= REQUIREMENT =
Look through the data below and report how many lines include "teachers". Only the number should be given.
- - - - - - -
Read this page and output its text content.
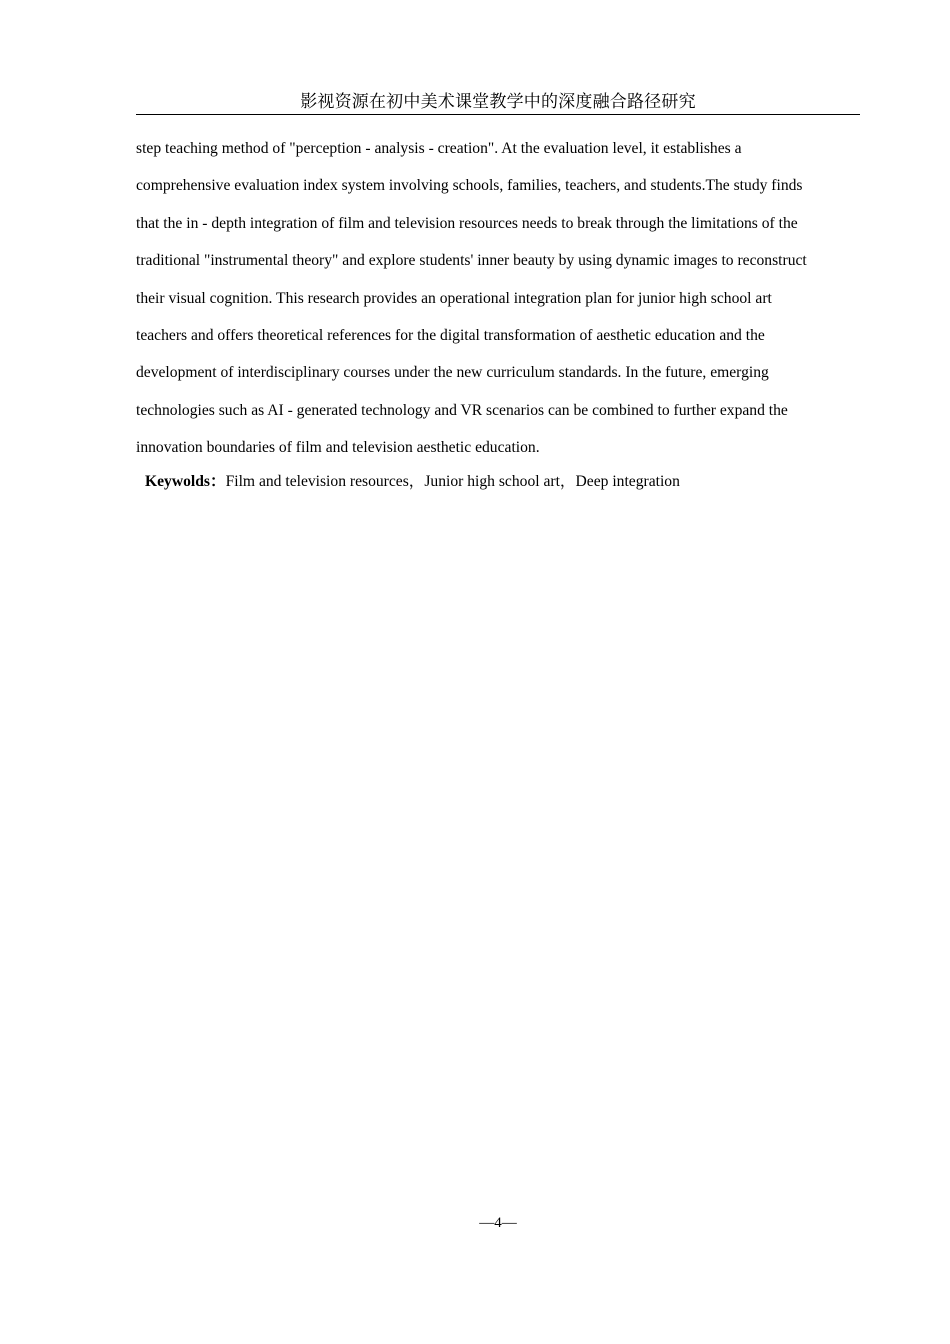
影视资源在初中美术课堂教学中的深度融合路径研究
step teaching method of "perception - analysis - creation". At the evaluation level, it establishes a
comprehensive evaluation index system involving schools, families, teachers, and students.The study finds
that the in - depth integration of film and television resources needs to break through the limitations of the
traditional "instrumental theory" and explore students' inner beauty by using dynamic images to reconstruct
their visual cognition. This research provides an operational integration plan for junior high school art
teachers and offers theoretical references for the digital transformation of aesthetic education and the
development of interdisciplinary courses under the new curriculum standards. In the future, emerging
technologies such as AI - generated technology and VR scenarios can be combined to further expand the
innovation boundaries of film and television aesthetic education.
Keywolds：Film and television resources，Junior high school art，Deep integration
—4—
- - - - - - -
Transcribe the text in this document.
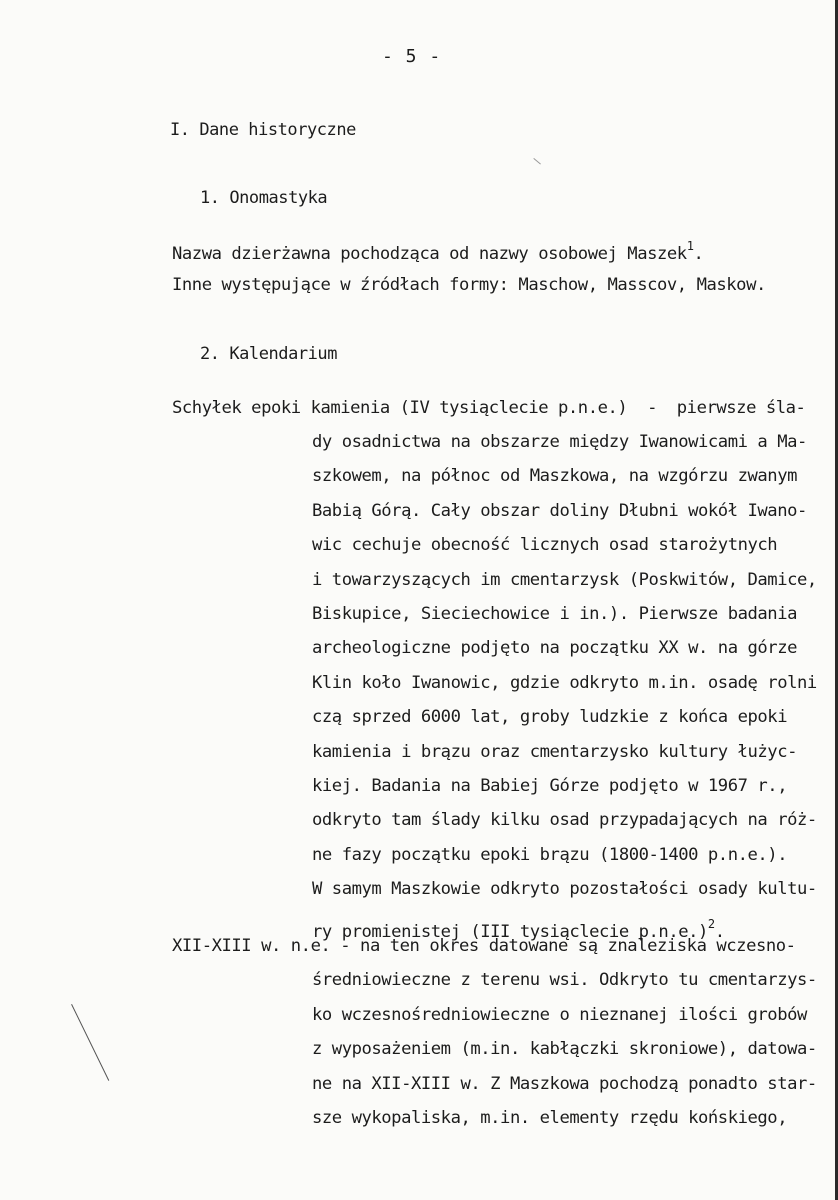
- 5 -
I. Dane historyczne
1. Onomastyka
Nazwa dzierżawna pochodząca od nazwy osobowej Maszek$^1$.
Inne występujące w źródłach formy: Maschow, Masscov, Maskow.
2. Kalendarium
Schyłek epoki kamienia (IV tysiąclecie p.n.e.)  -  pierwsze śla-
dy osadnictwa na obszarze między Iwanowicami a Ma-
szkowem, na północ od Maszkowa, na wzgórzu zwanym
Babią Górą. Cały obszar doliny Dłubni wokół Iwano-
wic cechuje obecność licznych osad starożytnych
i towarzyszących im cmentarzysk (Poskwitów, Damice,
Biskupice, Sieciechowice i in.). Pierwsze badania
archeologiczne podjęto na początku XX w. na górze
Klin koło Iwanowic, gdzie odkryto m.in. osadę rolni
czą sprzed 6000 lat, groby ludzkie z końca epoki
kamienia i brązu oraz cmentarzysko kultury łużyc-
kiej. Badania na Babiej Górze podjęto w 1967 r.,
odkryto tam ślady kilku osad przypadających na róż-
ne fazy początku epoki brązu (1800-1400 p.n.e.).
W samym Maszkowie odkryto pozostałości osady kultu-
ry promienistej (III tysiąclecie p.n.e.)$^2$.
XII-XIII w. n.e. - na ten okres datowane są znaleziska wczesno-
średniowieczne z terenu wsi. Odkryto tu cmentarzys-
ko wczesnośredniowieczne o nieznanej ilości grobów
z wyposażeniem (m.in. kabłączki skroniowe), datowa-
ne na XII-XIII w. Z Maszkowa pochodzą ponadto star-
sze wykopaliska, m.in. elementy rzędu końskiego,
- - - - - - -
= PROBLEM SOLUTION =
2